Extracted data entries
═══

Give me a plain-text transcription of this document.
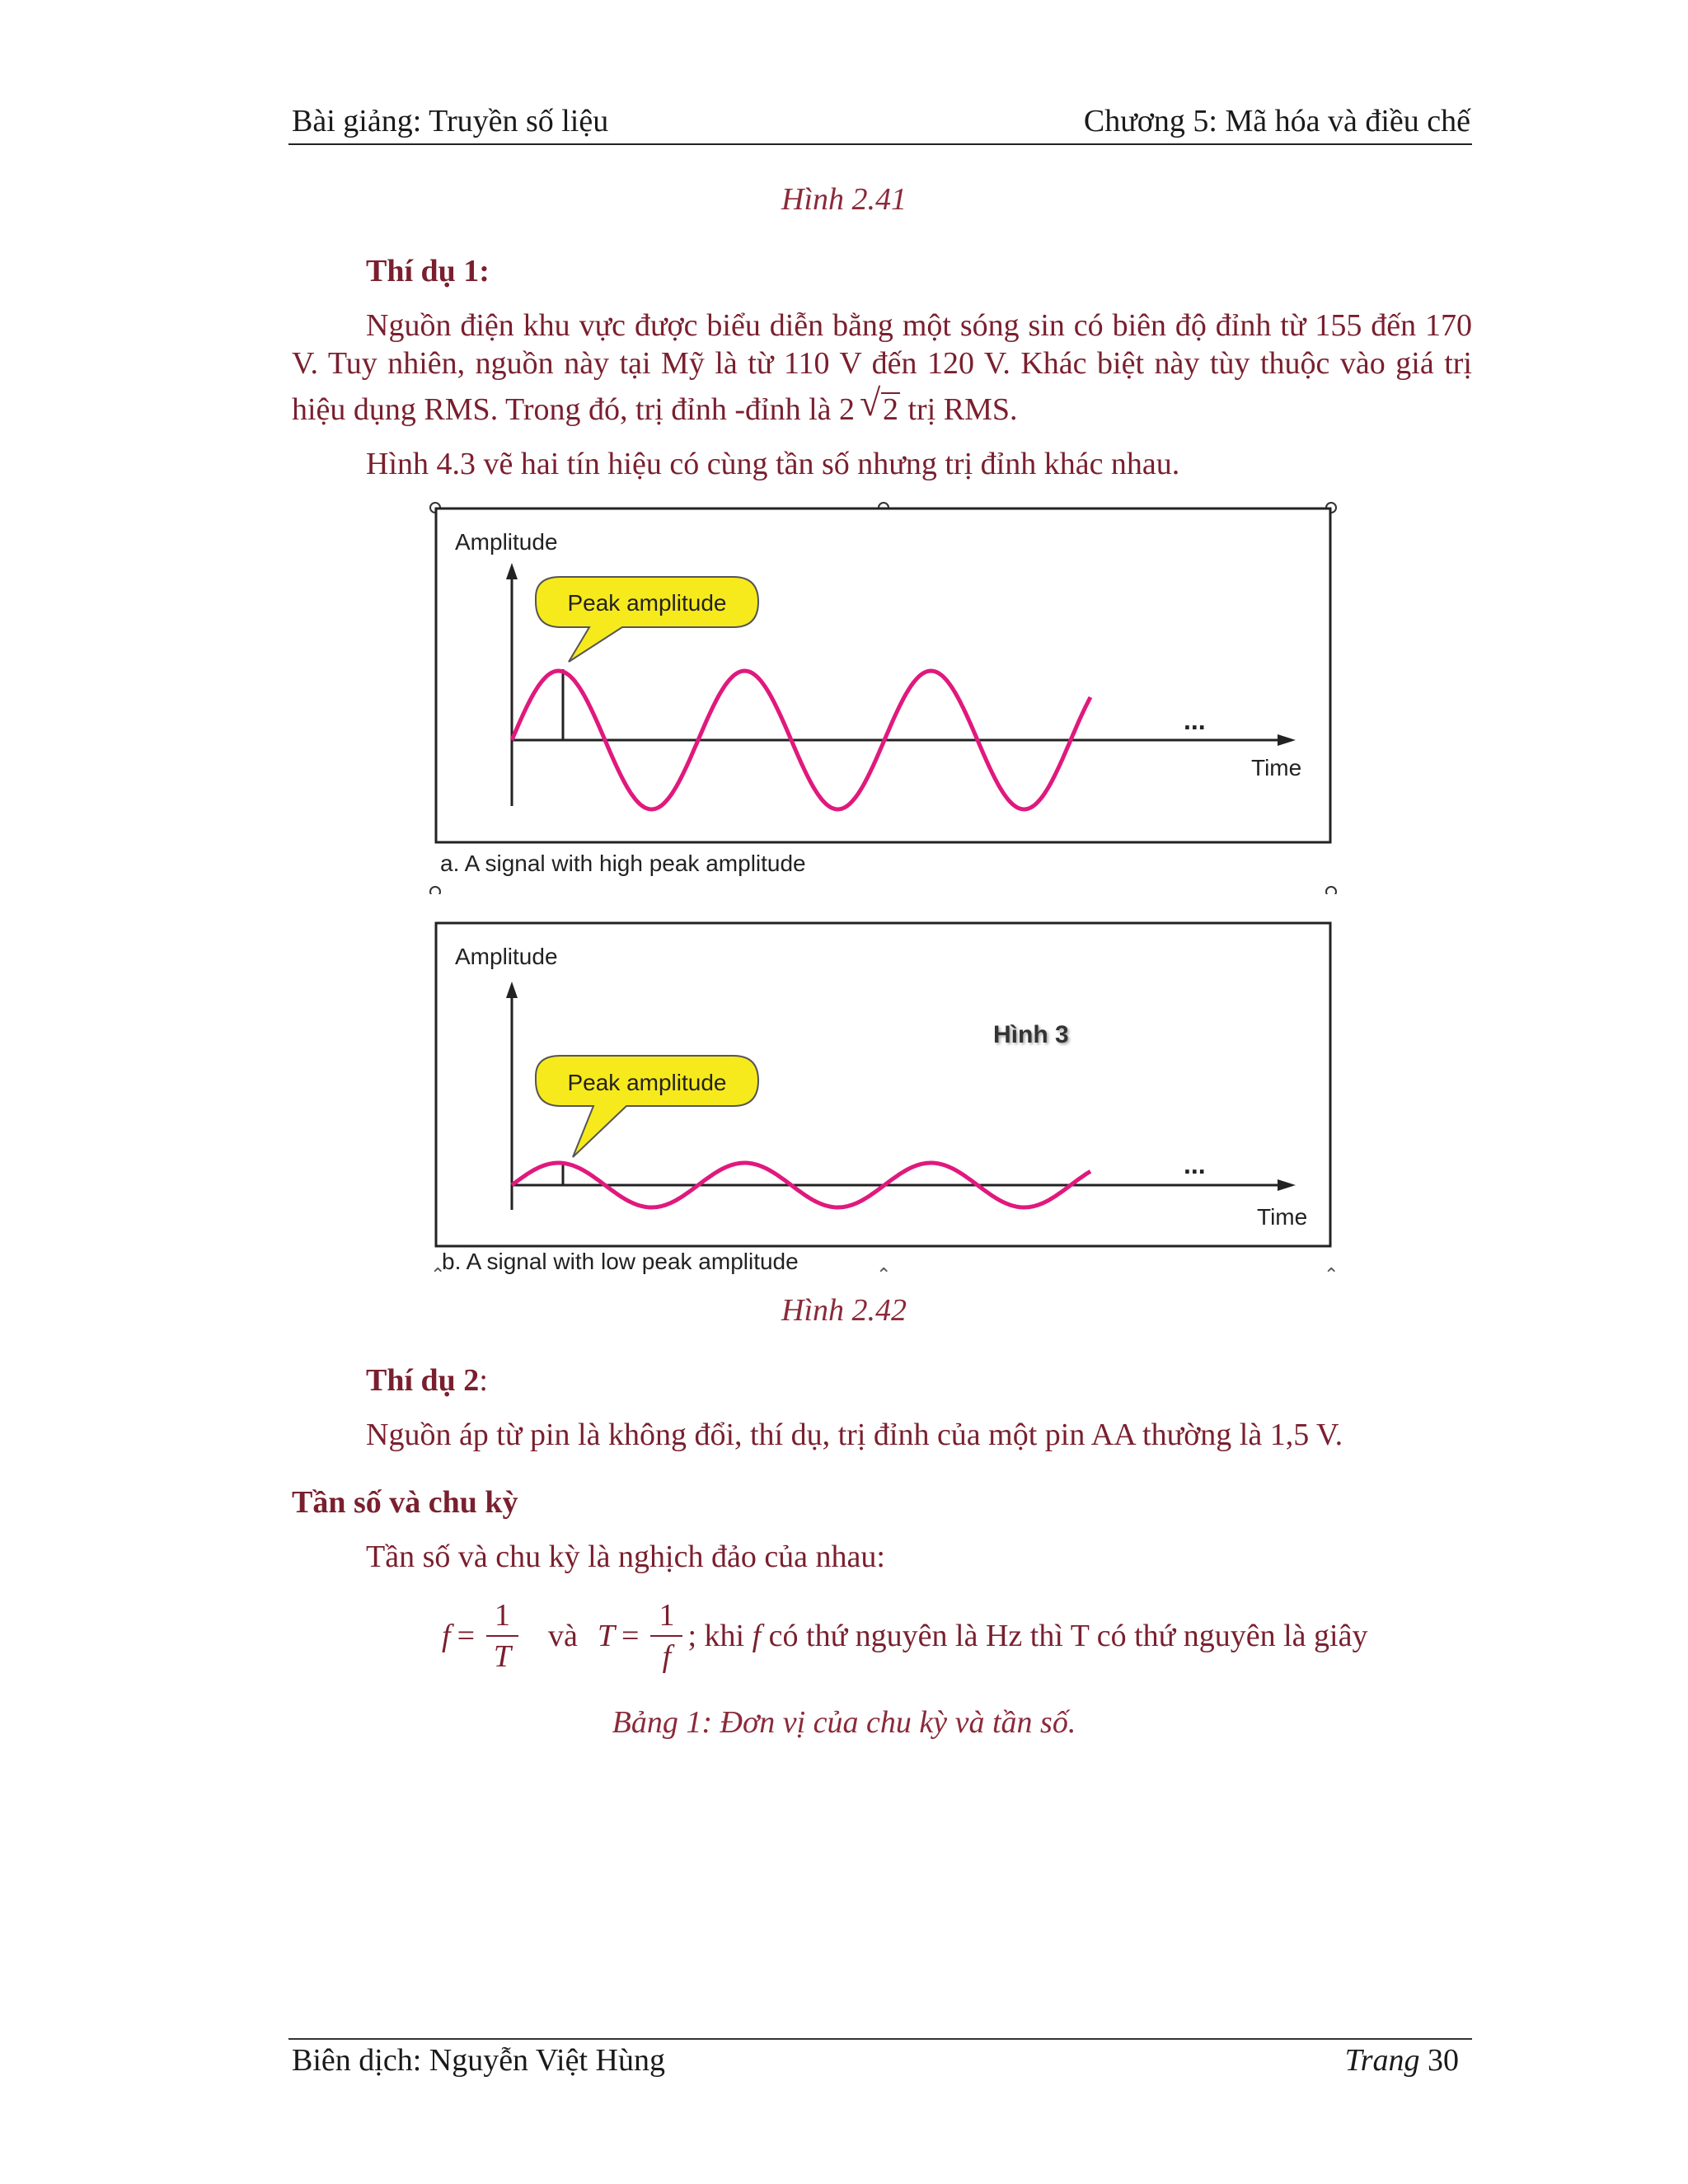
Bài giảng: Truyền số liệu	Chương 5: Mã hóa và điều chế
Hình 2.41
Thí dụ 1:
Nguồn điện khu vực được biểu diễn bằng một sóng sin có biên độ đỉnh từ 155 đến 170
V. Tuy nhiên, nguồn này tại Mỹ là từ 110 V đến 120 V. Khác biệt này tùy thuộc vào giá trị
hiệu dụng RMS. Trong đó, trị đỉnh -đỉnh là 2√ 2 trị RMS.
Hình 4.3 vẽ hai tín hiệu có cùng tần số nhưng trị đỉnh khác nhau.
Amplitude
...
Time
Peak amplitude
a. A signal with high peak amplitude
Amplitude
Hình 3
...
Time
Peak amplitude
b. A signal with low peak amplitude
⌃	⌃	⌃
Hình 2.42
Thí dụ 2:
Nguồn áp từ pin là không đổi, thí dụ, trị đỉnh của một pin AA thường là 1,5 V.
Tần số và chu kỳ
Tần số và chu kỳ là nghịch đảo của nhau:
$f = \frac{1}{T}$ và $T = \frac{1}{f}$ ; khi f có thứ nguyên là Hz thì T có thứ nguyên là giây
Bảng 1: Đơn vị của chu kỳ và tần số.
Biên dịch: Nguyễn Việt Hùng	Trang 30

═══

→ **What to do**
From the data, list each line in which the string "signal" appears.

→ **Solution for this exercise**
a. A signal with high peak amplitude
b. A signal with low peak amplitude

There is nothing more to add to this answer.